> **GOAL OF THE EXERCISE**:
Continue the passage below on neighborhood microgrids and electric cars balancing grid supply and demand, picking up right after its final words.

> **DOCUMENT EXTRACT**:
If I'm in a position of oversupply, who in my neighborhood right now has demand? Okay, the energy only has to travel a few hundred yards to the next consumer. So we kind of, and by having multiple homes in this larger neighborhood microgrid, now, we can smooth out the peaks of supply and demand. Obviously, solar is something that everybody has a peak production at, but our consumptions could be in very different times. So we smooth out some of those things. And the grid operator, in my case, PG&E (Pacific Gas and Electric), could potentially feel fewer surges in demand and fewer surges in supply as a result of having these micro-grids self-managing around the neighborhoods, homes, etc., etc., certainly enterprise campuses and things like that are already operating as microgrids. It's all pretty cool stuff. And another thing I want to bring on to tack on to this conversation is so often people who are, you know, climate deniers or against going green and green technologies, they say things like, 'Oh EVs man, that's all real cool.' But as soon as everybody gets EVs, it brings down the grid, and that's back to what I said, assuming nothing changes.
But why would you assume nothing changes the way things are going in the past couple of decades? Let me put it to a different way. Not only are they - I think they're wrong. I think they're inversely, totally the opposite of what's actually going to happen? I think electric cars are going to be one of the huge benefits to grid operators in terms of smoothing out demand and smoothing out supply. Once these things are bidirectional with vehicle to grid, V2X solutions, we're going to be able to manage them remotely. Grid operators are going to be able to send requests for people, 'Please don’t use any energy right now.' Great. I'll just tap into my car. They can signal with a wish, like, 'Please don't use energy.' That may or may not be effective. We've actually learned that as a society that generally doesn’t work too well. But if my energy company says to me, 'Okay, go ahead, use energy, I just doubled the price, though.' I will back off using energy because the price has gone up. Supply and demand seems to consistently work. So I will tap into my car's batteries when they jacked up the price. So this real-time pricing, they will be able to smooth out, they will be able to manage the supply and manage the demand that they're seeing out in the market to smooth the load on the network and on the aging grid. And cars are an essential part of leveling the demand and supply on the grid and actually making that ask get more value, extract more value from that legacy infrastructure and lowering the amount of capital investment. Grid operators have to make...

> **DATA SHOWN**:

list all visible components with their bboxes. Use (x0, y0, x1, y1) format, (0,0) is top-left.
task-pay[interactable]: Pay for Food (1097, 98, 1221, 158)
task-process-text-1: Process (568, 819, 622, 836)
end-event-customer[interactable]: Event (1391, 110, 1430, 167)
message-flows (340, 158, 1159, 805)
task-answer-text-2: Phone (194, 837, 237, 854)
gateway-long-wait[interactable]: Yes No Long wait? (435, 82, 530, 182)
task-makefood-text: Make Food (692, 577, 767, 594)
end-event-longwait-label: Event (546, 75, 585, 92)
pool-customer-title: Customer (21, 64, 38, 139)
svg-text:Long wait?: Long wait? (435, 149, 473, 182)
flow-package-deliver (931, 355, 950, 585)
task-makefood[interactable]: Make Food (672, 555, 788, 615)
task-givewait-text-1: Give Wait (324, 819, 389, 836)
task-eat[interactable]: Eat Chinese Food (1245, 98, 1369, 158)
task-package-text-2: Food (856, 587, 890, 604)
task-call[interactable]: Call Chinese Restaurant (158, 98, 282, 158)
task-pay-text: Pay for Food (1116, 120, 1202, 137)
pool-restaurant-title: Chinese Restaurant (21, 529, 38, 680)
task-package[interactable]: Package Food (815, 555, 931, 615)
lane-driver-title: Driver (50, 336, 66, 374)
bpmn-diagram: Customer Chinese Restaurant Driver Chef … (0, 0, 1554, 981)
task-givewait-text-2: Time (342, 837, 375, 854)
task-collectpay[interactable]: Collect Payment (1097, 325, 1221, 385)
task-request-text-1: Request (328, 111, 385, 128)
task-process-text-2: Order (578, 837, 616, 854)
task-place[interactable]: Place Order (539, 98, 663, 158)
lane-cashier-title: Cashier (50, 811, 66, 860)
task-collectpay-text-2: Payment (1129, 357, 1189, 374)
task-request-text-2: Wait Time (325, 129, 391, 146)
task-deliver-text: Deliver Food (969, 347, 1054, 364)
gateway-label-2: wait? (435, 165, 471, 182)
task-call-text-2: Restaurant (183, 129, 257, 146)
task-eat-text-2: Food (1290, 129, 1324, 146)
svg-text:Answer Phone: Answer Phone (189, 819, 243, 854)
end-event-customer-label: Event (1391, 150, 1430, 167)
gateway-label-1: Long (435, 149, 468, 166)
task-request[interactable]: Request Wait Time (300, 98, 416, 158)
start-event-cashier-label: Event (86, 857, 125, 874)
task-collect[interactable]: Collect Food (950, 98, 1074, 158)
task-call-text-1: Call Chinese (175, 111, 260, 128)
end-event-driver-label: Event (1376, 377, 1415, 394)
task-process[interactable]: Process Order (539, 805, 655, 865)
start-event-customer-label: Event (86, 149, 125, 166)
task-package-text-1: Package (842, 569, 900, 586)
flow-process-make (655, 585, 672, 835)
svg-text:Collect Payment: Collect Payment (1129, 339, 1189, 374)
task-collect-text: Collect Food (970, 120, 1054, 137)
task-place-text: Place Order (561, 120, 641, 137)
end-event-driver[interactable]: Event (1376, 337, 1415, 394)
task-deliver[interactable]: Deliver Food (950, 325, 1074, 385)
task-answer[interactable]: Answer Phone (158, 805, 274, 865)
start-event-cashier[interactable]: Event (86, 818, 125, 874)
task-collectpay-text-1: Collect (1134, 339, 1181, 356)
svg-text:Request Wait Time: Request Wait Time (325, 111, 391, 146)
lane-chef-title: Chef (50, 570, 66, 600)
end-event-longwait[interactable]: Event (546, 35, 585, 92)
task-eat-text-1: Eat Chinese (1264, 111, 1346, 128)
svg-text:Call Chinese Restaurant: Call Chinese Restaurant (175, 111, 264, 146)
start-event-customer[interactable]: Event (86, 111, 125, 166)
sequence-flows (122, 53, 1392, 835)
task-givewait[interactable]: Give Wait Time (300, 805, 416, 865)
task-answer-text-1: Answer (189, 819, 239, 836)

> **ANSWER BOX**:
Jeff Frick:
It’s really interesting. It's kind of like... It's kind of like the big investment in all these charging stations. Everybody has a charging station at their home. Why? We don't need a gas station like we have gas stations. We don't have gas stations at home. We do have plugs at home. It's like it's a different paradigm. But the other piece on the microgrid that I thought was interesting is so there's the big piece, the use case you just described, but there's also these remote locations where now that the price of the batteries and the price of the solar has gotten so low that I think one of the people that spoke at your meeting said these remote stations that are, you know, kind of fire monitoring or whatever they are are completely self-contained. They do have a diesel generator. But because of the sophistication of the software, because of the batteries, because really kind of smart, intelligent management and cheap solar panels, that they don't really need much of the diesel. These things are, you know, kind of again, these kind of self-sufficient little microgrids. It's so cool.
Derek Kerton:
That links two of the industries I work closely with. So telecom and clean tech. And so the telecom industry often puts cell towers on top of hills on top of mountains. We want them to have gap-free coverage. So they've got to cover it all these freeways. And these state roads that go in the middle of nowhere. And so they want to get into efficient coverage. So let's say there’s a power line running down beside this road in the middle of nowhere. They can tap into that power and put a cell tower right there next to the roadway. But that only covers a certain, let's say, a one kilometer in either distance. I’m Canadian, so I’m going to do it in kilometers, however, if they put it up on the side of the hill that you can also see, then that tower could cover double, two kilometers either direction, so they could save money and reduce the amount of towers.
But then they go, 'Oh, but what's the price to run the electricity and the fiber connection, etc.,' up the hill to where we want to put the tower. So they have those trade-offs. But if they can have a microgrid up at the top of the hill that produces its own power sufficiently enough to run 24/7 throughout the year, they can say listen, we're just going to go for maximum range. We don't have to make the compromise and we don't have to trench and dig from the roadway where the power is all the way up to the top of the hill. That's free, we’ll just use this new battery technology and some of these great solar panels. And yeah, we will have a generator as a backup. So diesel, what will actually end up happening as we go forward? The company mentioned diesel generators need to be used frequently to work because they need to fire up weekly to circulate the oil to make sure it's not getting too old, etc., etc. Also, you need to run them every week just to test it. Well, what, they might change those to a different kind of fuel. Like natural gas stores a lot longer. So that, it's really just a pure backup plan. And of course, they can reduce the size of the generator required because they're primarily going to rely on solar and battery.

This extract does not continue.